Task statement :: Check each line for the string "content" and give only the count of lines that have it.

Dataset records
***

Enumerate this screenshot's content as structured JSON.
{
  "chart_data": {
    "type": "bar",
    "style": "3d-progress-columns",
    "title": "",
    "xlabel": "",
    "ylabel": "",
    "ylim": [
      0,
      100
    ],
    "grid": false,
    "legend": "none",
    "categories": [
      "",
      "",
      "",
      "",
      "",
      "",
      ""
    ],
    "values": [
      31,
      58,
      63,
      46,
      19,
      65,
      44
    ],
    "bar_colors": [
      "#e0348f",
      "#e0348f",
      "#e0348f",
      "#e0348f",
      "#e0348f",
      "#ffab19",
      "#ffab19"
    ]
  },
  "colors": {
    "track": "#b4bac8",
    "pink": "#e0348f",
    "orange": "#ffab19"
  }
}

***

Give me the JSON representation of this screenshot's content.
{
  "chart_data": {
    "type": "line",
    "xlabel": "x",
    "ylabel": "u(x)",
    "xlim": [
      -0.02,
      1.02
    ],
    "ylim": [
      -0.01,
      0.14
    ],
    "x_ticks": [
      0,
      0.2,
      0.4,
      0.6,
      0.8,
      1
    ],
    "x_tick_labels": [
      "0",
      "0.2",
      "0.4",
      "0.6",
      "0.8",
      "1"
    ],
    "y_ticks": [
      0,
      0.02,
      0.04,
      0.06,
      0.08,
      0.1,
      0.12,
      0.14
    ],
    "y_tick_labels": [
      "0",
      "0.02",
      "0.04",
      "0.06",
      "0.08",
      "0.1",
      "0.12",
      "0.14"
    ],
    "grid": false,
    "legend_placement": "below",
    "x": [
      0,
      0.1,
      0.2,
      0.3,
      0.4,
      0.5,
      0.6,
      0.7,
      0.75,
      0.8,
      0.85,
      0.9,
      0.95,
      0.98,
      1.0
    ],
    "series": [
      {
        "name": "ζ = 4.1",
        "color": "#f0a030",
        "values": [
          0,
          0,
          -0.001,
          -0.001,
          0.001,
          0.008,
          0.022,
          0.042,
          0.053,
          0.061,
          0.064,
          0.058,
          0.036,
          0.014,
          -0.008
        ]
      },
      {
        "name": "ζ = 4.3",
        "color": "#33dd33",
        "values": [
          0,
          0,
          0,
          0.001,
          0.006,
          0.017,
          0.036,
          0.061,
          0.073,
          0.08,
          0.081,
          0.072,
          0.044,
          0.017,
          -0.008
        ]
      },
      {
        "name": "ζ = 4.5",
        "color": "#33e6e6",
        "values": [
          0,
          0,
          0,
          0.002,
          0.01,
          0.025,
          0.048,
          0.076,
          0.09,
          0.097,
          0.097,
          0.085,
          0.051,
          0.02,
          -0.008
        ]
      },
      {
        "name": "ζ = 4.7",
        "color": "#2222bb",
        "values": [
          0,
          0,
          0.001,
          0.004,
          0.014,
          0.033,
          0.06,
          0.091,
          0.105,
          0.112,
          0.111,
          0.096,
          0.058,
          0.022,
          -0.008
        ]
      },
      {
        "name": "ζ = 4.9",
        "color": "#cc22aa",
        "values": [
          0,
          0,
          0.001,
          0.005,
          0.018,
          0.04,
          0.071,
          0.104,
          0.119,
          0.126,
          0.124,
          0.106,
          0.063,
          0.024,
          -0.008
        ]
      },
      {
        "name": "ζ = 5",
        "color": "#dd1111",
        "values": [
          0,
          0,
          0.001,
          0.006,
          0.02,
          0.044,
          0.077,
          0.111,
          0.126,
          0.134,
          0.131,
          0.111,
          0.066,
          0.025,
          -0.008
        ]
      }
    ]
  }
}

***

Complete output :: 2